> [TASK TO CARRY OUT]: Determine how many lines carry the word "cured". Output that number only.
━━━━━━
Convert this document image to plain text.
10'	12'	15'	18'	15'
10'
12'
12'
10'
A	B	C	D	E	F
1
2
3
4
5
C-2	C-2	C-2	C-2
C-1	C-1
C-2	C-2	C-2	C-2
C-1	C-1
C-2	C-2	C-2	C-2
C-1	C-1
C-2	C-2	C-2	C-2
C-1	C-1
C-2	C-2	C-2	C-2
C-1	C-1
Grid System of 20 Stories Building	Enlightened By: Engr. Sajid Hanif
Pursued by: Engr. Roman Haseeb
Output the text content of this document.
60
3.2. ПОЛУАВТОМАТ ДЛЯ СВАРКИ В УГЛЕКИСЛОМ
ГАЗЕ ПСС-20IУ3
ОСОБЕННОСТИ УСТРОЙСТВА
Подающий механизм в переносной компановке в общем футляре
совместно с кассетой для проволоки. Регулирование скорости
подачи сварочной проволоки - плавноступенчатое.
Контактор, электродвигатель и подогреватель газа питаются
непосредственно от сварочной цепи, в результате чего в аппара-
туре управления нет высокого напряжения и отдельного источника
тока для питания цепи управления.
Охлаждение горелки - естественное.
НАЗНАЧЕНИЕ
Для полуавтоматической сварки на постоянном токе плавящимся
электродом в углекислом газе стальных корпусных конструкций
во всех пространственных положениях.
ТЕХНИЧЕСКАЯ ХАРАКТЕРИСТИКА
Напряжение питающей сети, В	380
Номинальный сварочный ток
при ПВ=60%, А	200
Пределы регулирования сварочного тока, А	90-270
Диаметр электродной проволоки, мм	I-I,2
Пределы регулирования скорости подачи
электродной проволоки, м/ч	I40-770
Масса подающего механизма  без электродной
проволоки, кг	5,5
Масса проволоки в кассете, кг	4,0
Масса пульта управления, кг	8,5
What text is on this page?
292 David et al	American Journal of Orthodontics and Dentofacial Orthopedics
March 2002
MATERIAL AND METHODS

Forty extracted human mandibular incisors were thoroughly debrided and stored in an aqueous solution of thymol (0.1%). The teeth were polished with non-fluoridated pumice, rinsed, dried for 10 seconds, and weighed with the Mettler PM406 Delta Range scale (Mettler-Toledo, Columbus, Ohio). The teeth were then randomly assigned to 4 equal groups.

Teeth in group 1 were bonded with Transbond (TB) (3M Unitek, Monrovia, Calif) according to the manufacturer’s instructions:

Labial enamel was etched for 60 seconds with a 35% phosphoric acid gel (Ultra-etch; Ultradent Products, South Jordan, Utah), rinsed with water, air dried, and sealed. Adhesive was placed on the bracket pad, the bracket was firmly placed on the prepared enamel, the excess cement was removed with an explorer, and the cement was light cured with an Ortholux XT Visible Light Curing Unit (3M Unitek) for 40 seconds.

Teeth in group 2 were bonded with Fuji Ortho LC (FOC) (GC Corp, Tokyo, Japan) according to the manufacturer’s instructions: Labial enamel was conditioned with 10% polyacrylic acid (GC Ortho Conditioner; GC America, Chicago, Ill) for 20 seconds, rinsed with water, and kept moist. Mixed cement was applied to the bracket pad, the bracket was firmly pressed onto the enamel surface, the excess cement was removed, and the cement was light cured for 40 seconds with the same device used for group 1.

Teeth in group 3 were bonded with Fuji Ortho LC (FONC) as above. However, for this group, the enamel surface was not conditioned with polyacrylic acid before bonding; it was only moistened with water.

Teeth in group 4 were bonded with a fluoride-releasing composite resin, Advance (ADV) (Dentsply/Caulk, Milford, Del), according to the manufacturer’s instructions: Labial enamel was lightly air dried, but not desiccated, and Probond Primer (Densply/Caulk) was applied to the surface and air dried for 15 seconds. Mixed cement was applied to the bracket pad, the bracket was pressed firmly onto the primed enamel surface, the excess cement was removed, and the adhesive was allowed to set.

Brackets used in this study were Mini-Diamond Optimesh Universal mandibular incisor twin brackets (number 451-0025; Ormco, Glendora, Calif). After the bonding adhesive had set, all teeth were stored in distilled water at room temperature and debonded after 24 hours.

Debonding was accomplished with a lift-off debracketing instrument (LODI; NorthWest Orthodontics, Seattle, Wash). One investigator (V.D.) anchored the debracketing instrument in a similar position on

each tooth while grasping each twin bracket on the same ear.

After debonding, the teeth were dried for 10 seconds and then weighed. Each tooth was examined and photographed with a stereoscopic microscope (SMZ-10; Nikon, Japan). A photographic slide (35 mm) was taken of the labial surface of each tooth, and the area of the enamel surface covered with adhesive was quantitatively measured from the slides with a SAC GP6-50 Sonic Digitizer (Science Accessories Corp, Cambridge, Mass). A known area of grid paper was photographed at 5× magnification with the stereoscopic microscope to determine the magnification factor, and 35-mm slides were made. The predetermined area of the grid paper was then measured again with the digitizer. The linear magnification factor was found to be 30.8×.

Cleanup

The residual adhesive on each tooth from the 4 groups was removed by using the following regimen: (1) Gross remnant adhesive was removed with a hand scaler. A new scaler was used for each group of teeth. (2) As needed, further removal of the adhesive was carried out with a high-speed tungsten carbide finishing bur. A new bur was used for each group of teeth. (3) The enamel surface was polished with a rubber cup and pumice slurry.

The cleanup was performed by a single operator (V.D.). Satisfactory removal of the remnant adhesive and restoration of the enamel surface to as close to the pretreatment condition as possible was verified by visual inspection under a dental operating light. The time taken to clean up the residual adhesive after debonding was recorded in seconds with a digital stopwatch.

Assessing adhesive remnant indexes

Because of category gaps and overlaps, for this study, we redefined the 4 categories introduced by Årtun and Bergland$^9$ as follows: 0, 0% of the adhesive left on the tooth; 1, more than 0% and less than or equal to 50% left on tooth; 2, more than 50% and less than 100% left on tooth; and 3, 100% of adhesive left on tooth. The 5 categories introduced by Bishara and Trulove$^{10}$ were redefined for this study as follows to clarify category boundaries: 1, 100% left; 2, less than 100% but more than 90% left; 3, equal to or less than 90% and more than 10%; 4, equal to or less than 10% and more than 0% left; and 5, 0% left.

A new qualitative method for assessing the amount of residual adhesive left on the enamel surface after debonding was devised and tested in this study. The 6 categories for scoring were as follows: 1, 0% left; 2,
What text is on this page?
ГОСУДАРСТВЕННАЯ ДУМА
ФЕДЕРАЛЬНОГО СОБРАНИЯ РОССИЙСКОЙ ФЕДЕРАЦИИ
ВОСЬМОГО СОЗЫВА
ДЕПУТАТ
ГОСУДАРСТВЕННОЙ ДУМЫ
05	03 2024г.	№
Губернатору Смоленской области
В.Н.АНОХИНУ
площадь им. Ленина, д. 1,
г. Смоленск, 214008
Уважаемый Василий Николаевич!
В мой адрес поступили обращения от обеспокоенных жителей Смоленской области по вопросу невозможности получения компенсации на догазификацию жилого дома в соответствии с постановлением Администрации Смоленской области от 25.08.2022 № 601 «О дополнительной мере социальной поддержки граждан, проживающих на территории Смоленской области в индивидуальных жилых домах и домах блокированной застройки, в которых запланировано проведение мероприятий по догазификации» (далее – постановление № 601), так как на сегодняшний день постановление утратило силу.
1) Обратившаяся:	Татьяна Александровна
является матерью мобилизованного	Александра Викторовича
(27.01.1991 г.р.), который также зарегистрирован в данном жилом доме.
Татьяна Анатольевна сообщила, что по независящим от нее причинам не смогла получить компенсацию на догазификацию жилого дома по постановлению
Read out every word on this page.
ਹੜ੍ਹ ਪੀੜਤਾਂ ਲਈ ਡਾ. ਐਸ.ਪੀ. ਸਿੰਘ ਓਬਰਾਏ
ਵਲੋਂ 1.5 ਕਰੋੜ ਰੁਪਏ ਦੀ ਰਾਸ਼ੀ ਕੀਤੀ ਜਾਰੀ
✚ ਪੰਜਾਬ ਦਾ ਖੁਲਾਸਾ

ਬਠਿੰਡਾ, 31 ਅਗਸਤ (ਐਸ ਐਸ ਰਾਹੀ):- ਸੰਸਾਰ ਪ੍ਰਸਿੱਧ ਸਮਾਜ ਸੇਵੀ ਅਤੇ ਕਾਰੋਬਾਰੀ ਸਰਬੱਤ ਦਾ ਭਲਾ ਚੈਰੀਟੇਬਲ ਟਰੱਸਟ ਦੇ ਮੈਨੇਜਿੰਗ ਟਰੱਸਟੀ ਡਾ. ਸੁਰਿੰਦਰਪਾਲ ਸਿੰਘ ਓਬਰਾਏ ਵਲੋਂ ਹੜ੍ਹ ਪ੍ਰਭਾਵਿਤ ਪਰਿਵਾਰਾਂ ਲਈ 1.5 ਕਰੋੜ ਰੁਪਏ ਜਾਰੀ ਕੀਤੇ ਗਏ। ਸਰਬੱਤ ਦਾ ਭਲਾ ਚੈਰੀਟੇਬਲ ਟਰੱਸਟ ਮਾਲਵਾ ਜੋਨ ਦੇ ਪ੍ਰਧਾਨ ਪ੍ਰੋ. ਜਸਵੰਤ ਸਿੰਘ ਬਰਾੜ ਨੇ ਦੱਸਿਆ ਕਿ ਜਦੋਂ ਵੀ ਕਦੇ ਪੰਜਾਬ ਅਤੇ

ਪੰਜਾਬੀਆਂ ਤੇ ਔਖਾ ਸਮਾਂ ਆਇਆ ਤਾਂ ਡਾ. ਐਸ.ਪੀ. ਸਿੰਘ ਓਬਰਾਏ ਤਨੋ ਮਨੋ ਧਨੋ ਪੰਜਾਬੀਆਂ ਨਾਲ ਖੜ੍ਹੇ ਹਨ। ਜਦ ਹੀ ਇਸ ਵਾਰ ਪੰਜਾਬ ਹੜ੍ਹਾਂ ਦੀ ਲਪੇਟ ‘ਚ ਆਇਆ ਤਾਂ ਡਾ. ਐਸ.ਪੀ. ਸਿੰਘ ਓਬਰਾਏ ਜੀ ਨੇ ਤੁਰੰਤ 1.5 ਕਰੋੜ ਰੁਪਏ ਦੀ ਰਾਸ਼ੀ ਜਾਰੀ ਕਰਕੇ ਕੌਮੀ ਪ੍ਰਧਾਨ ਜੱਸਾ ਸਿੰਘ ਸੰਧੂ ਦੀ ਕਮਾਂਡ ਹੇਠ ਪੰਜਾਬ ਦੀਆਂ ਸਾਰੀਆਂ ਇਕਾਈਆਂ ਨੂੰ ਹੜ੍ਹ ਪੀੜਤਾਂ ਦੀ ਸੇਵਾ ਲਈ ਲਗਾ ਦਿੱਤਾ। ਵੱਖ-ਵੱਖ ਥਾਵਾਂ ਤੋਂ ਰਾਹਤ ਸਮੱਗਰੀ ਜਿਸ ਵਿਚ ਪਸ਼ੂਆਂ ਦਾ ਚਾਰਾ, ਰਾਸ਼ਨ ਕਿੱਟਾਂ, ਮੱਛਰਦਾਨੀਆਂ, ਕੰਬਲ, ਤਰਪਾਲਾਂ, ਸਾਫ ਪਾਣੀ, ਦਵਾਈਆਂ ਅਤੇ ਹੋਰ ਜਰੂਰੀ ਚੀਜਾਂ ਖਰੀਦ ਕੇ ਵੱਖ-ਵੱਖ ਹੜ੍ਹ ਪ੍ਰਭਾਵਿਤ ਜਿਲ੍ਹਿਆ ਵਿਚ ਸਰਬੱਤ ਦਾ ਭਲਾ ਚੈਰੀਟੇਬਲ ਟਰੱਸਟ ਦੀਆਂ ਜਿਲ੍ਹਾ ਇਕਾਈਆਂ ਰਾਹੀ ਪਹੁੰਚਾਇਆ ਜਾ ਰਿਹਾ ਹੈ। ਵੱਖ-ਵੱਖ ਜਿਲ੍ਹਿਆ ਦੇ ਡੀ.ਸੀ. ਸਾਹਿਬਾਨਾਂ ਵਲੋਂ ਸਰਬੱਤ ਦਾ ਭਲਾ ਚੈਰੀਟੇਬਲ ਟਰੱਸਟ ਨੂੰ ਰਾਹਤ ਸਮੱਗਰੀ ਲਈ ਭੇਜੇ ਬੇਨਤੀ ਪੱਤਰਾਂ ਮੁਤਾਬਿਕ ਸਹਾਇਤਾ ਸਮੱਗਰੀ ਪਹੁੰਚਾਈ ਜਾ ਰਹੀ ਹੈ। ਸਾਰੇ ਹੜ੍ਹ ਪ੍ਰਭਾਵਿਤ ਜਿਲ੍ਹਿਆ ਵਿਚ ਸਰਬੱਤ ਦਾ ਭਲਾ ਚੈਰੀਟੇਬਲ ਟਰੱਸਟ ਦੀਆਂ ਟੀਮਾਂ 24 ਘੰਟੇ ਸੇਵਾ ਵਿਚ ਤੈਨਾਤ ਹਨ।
━━━━━━
> [CORRECT RESULT]: 2